EXERCISE
Go through the lines below. Copy those with "农保C类".

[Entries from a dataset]
====================
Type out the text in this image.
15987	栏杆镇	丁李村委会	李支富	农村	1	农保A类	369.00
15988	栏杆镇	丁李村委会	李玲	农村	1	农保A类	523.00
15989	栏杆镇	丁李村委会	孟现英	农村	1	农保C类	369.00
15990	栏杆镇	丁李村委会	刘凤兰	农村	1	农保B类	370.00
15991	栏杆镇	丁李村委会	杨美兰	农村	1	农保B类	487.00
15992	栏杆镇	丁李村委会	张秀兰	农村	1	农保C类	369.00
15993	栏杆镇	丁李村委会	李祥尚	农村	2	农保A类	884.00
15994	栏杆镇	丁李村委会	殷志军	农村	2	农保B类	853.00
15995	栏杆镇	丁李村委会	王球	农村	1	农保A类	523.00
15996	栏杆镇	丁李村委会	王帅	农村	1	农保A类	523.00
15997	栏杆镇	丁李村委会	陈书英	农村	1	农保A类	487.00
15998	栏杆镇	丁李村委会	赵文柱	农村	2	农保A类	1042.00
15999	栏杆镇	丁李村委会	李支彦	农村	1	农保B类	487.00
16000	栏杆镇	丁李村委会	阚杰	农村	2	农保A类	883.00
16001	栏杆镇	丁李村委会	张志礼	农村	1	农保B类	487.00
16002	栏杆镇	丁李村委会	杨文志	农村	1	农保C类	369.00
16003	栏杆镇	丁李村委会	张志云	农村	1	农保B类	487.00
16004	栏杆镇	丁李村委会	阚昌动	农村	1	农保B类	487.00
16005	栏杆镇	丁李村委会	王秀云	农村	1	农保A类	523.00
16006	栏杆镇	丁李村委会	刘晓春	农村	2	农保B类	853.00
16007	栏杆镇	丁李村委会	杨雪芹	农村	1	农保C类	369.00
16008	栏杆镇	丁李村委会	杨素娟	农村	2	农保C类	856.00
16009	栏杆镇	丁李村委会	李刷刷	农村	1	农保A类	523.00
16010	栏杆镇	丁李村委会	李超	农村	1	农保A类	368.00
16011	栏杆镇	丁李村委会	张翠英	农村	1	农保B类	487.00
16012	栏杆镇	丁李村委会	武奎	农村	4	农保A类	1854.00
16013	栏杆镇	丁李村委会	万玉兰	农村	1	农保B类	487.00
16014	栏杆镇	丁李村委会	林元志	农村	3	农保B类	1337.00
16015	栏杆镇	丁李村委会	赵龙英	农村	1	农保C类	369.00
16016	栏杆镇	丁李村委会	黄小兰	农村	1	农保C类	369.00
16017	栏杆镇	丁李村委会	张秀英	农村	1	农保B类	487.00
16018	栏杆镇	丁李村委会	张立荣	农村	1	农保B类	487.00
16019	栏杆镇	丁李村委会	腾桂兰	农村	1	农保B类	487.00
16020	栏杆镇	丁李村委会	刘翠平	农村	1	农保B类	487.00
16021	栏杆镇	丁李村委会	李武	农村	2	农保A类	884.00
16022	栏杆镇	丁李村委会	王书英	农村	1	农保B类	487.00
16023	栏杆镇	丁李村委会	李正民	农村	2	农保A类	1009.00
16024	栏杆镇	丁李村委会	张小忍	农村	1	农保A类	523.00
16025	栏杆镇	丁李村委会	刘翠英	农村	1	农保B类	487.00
====================
RESULT
15989	栏杆镇	丁李村委会	孟现英	农村	1	农保C类	369.00
15992	栏杆镇	丁李村委会	张秀兰	农村	1	农保C类	369.00
16002	栏杆镇	丁李村委会	杨文志	农村	1	农保C类	369.00
16007	栏杆镇	丁李村委会	杨雪芹	农村	1	农保C类	369.00
16008	栏杆镇	丁李村委会	杨素娟	农村	2	农保C类	856.00
16015	栏杆镇	丁李村委会	赵龙英	农村	1	农保C类	369.00
16016	栏杆镇	丁李村委会	黄小兰	农村	1	农保C类	369.00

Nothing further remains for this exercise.